-- What is required --
Determine how many lines in these records hold "CANTERO". Only the number is wanted.

-- Begin Dataset extract --

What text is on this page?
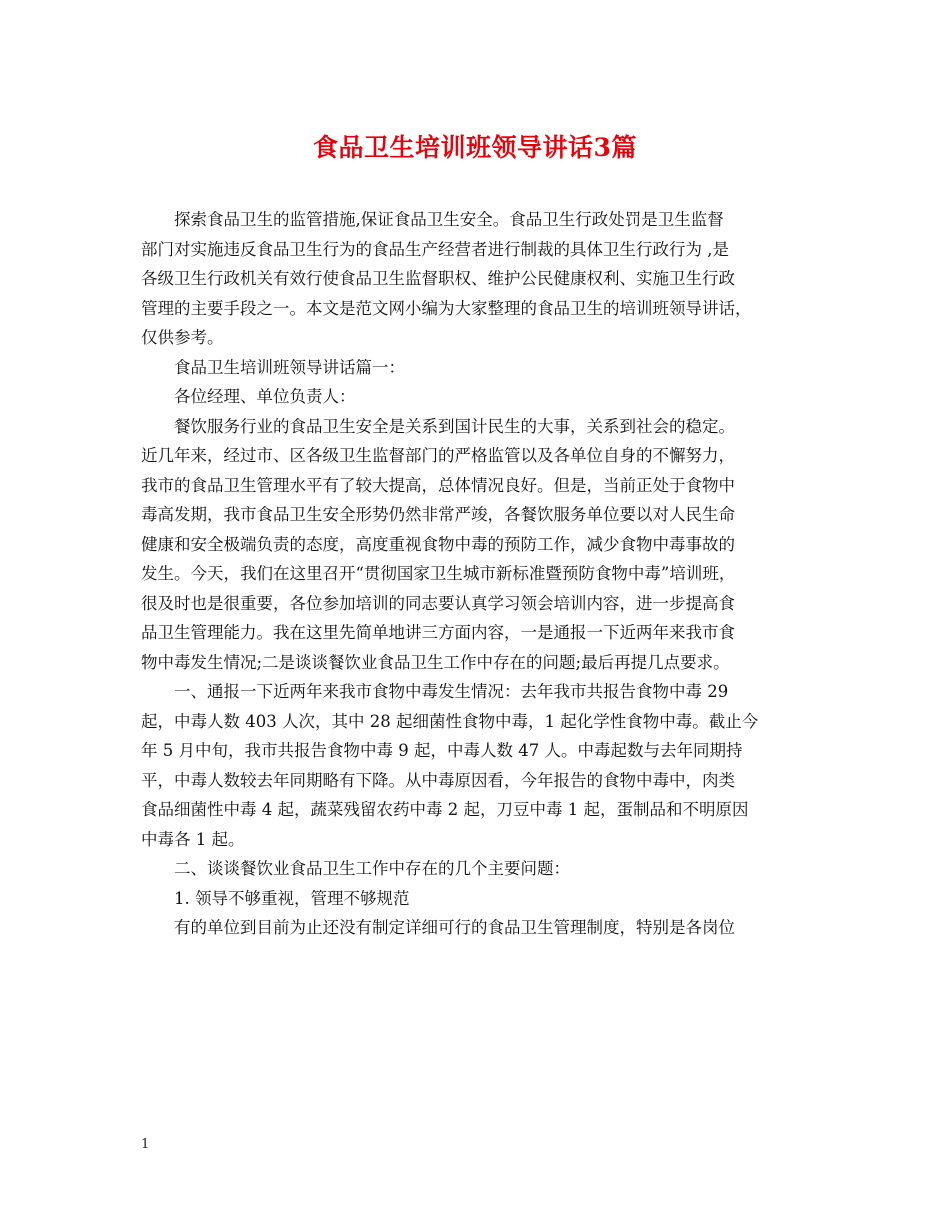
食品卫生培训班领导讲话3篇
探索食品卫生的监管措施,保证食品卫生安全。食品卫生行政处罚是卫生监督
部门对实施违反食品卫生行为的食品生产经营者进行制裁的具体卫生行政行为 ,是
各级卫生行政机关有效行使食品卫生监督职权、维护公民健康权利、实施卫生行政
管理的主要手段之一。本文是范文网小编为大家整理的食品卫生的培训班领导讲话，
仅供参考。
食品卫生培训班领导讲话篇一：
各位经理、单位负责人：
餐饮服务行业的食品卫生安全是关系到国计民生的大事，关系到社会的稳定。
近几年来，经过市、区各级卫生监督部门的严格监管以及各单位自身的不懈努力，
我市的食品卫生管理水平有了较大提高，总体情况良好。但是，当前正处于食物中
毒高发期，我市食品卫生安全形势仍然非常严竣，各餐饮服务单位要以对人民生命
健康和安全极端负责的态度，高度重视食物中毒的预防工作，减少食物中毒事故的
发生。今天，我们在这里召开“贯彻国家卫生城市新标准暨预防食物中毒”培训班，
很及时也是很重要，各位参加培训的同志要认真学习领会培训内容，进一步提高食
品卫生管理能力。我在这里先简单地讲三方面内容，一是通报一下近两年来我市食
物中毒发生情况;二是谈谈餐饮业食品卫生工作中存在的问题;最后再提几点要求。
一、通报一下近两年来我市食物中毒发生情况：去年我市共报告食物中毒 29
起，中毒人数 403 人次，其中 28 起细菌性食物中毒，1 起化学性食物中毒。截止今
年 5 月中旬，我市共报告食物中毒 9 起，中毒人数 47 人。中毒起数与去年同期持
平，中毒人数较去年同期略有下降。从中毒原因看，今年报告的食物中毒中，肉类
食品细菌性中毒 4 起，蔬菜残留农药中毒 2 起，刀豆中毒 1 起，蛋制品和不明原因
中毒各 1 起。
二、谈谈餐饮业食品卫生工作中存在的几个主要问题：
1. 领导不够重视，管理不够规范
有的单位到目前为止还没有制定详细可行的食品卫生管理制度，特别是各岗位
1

-- End Dataset extract --
-- Begin Dataset extract --

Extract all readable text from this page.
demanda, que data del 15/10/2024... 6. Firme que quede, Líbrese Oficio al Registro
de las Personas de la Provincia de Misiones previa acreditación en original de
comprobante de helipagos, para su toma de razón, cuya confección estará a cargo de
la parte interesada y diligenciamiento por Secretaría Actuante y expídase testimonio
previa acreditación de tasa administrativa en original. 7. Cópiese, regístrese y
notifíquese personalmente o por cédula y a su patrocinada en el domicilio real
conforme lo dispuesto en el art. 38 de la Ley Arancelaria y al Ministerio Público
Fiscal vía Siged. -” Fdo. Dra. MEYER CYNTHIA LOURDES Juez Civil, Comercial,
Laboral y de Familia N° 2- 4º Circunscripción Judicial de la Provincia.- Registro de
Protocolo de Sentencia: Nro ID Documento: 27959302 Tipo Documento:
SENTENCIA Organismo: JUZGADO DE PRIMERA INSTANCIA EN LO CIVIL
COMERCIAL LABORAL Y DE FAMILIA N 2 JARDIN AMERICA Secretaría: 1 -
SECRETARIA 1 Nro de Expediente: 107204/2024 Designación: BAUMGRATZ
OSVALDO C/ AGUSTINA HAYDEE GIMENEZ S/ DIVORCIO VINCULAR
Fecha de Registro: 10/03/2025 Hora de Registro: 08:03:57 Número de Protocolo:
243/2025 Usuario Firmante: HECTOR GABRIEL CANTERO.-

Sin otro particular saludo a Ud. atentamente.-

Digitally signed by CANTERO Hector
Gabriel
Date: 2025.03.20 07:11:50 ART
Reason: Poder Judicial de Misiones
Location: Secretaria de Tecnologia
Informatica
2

-- End Dataset extract --

-- Solution for this task --
2